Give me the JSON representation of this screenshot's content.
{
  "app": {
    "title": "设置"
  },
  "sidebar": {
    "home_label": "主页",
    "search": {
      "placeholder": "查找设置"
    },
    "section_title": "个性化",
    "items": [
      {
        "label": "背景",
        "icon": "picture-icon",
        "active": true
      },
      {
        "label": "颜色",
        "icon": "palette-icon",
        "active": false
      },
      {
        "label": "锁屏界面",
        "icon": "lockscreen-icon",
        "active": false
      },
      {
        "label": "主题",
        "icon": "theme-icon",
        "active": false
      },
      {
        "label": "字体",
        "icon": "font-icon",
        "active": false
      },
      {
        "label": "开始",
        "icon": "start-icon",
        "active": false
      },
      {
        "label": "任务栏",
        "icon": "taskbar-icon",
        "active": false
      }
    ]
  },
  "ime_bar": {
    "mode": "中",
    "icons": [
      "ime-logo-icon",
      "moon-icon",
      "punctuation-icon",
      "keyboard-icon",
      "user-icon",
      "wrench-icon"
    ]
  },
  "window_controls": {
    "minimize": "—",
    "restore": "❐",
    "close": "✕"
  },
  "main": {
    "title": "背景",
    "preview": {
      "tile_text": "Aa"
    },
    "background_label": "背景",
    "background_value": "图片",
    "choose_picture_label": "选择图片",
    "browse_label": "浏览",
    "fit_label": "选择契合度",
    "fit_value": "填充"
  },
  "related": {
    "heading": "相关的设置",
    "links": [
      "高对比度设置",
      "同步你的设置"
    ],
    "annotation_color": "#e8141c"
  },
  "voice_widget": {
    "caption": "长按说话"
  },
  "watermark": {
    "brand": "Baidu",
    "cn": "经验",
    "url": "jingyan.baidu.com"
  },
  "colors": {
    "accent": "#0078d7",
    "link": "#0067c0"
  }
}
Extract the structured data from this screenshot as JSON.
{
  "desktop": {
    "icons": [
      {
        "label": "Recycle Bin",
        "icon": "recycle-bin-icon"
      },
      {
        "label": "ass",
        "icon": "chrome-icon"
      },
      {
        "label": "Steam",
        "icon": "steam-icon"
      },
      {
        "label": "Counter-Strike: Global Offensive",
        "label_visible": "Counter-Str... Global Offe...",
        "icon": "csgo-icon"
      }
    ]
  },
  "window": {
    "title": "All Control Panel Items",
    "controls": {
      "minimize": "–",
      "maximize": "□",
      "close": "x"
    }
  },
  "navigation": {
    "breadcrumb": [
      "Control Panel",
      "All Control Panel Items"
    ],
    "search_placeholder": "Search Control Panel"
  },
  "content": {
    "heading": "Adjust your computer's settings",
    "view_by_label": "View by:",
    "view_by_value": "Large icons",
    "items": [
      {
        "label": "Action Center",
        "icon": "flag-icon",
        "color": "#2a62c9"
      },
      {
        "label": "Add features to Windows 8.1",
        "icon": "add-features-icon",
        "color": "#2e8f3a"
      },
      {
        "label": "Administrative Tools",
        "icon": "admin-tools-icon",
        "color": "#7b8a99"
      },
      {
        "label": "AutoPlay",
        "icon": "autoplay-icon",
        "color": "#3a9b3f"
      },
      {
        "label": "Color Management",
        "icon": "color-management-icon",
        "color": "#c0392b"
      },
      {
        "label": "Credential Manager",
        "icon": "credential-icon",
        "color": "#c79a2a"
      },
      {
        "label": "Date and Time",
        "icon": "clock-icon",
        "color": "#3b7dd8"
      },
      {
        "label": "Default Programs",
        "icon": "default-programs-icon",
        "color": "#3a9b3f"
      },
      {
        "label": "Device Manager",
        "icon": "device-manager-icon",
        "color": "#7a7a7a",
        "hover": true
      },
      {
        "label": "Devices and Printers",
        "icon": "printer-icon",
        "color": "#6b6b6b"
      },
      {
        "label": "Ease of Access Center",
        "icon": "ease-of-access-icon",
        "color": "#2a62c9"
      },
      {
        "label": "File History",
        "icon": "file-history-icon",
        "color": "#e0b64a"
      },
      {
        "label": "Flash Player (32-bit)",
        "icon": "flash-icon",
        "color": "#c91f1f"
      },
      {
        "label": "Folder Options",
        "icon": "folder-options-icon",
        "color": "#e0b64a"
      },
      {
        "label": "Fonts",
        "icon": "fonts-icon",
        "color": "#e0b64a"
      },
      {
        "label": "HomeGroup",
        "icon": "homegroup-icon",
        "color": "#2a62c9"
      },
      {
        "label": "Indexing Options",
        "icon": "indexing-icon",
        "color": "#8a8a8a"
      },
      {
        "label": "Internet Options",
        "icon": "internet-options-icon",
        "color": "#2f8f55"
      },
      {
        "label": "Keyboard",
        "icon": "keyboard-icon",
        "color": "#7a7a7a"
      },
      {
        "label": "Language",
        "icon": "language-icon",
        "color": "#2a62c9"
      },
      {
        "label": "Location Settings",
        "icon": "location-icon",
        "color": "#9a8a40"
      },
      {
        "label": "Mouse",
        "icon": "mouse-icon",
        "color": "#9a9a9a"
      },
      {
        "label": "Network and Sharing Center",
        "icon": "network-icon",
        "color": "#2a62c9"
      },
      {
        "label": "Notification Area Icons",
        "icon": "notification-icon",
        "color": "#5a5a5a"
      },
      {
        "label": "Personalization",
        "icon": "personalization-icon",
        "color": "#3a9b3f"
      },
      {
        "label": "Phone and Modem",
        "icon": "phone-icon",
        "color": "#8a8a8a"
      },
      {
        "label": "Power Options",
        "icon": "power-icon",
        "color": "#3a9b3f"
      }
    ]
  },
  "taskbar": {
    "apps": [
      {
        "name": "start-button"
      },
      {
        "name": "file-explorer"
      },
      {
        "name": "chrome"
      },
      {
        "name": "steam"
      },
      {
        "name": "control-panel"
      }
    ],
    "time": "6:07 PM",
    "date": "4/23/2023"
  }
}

※

DIRECTIONS
Give back all the data exactly as written.

WRITTEN ANSWER
Give me the JSON representation of this screenshot's content.
{
  "app": {
    "title": "设置"
  },
  "sidebar": {
    "home_label": "主页",
    "search": {
      "placeholder": "查找设置"
    },
    "section_title": "个性化",
    "items": [
      {
        "label": "背景",
        "icon": "picture-icon",
        "active": true
      },
      {
        "label": "颜色",
        "icon": "palette-icon",
        "active": false
      },
      {
        "label": "锁屏界面",
        "icon": "lockscreen-icon",
        "active": false
      },
      {
        "label": "主题",
        "icon": "theme-icon",
        "active": false
      },
      {
        "label": "字体",
        "icon": "font-icon",
        "active": false
      },
      {
        "label": "开始",
        "icon": "start-icon",
        "active": false
      },
      {
        "label": "任务栏",
        "icon": "taskbar-icon",
        "active": false
      }
    ]
  },
  "ime_bar": {
    "mode": "中",
    "icons": [
      "ime-logo-icon",
      "moon-icon",
      "punctuation-icon",
      "keyboard-icon",
      "user-icon",
      "wrench-icon"
    ]
  },
  "window_controls": {
    "minimize": "—",
    "restore": "❐",
    "close": "✕"
  },
  "main": {
    "title": "背景",
    "preview": {
      "tile_text": "Aa"
    },
    "background_label": "背景",
    "background_value": "图片",
    "choose_picture_label": "选择图片",
    "browse_label": "浏览",
    "fit_label": "选择契合度",
    "fit_value": "填充"
  },
  "related": {
    "heading": "相关的设置",
    "links": [
      "高对比度设置",
      "同步你的设置"
    ],
    "annotation_color": "#e8141c"
  },
  "voice_widget": {
    "caption": "长按说话"
  },
  "watermark": {
    "brand": "Baidu",
    "cn": "经验",
    "url": "jingyan.baidu.com"
  },
  "colors": {
    "accent": "#0078d7",
    "link": "#0067c0"
  }
}
Extract the structured data from this screenshot as JSON.
{
  "desktop": {
    "icons": [
      {
        "label": "Recycle Bin",
        "icon": "recycle-bin-icon"
      },
      {
        "label": "ass",
        "icon": "chrome-icon"
      },
      {
        "label": "Steam",
        "icon": "steam-icon"
      },
      {
        "label": "Counter-Strike: Global Offensive",
        "label_visible": "Counter-Str... Global Offe...",
        "icon": "csgo-icon"
      }
    ]
  },
  "window": {
    "title": "All Control Panel Items",
    "controls": {
      "minimize": "–",
      "maximize": "□",
      "close": "x"
    }
  },
  "navigation": {
    "breadcrumb": [
      "Control Panel",
      "All Control Panel Items"
    ],
    "search_placeholder": "Search Control Panel"
  },
  "content": {
    "heading": "Adjust your computer's settings",
    "view_by_label": "View by:",
    "view_by_value": "Large icons",
    "items": [
      {
        "label": "Action Center",
        "icon": "flag-icon",
        "color": "#2a62c9"
      },
      {
        "label": "Add features to Windows 8.1",
        "icon": "add-features-icon",
        "color": "#2e8f3a"
      },
      {
        "label": "Administrative Tools",
        "icon": "admin-tools-icon",
        "color": "#7b8a99"
      },
      {
        "label": "AutoPlay",
        "icon": "autoplay-icon",
        "color": "#3a9b3f"
      },
      {
        "label": "Color Management",
        "icon": "color-management-icon",
        "color": "#c0392b"
      },
      {
        "label": "Credential Manager",
        "icon": "credential-icon",
        "color": "#c79a2a"
      },
      {
        "label": "Date and Time",
        "icon": "clock-icon",
        "color": "#3b7dd8"
      },
      {
        "label": "Default Programs",
        "icon": "default-programs-icon",
        "color": "#3a9b3f"
      },
      {
        "label": "Device Manager",
        "icon": "device-manager-icon",
        "color": "#7a7a7a",
        "hover": true
      },
      {
        "label": "Devices and Printers",
        "icon": "printer-icon",
        "color": "#6b6b6b"
      },
      {
        "label": "Ease of Access Center",
        "icon": "ease-of-access-icon",
        "color": "#2a62c9"
      },
      {
        "label": "File History",
        "icon": "file-history-icon",
        "color": "#e0b64a"
      },
      {
        "label": "Flash Player (32-bit)",
        "icon": "flash-icon",
        "color": "#c91f1f"
      },
      {
        "label": "Folder Options",
        "icon": "folder-options-icon",
        "color": "#e0b64a"
      },
      {
        "label": "Fonts",
        "icon": "fonts-icon",
        "color": "#e0b64a"
      },
      {
        "label": "HomeGroup",
        "icon": "homegroup-icon",
        "color": "#2a62c9"
      },
      {
        "label": "Indexing Options",
        "icon": "indexing-icon",
        "color": "#8a8a8a"
      },
      {
        "label": "Internet Options",
        "icon": "internet-options-icon",
        "color": "#2f8f55"
      },
      {
        "label": "Keyboard",
        "icon": "keyboard-icon",
        "color": "#7a7a7a"
      },
      {
        "label": "Language",
        "icon": "language-icon",
        "color": "#2a62c9"
      },
      {
        "label": "Location Settings",
        "icon": "location-icon",
        "color": "#9a8a40"
      },
      {
        "label": "Mouse",
        "icon": "mouse-icon",
        "color": "#9a9a9a"
      },
      {
        "label": "Network and Sharing Center",
        "icon": "network-icon",
        "color": "#2a62c9"
      },
      {
        "label": "Notification Area Icons",
        "icon": "notification-icon",
        "color": "#5a5a5a"
      },
      {
        "label": "Personalization",
        "icon": "personalization-icon",
        "color": "#3a9b3f"
      },
      {
        "label": "Phone and Modem",
        "icon": "phone-icon",
        "color": "#8a8a8a"
      },
      {
        "label": "Power Options",
        "icon": "power-icon",
        "color": "#3a9b3f"
      }
    ]
  },
  "taskbar": {
    "apps": [
      {
        "name": "start-button"
      },
      {
        "name": "file-explorer"
      },
      {
        "name": "chrome"
      },
      {
        "name": "steam"
      },
      {
        "name": "control-panel"
      }
    ],
    "time": "6:07 PM",
    "date": "4/23/2023"
  }
}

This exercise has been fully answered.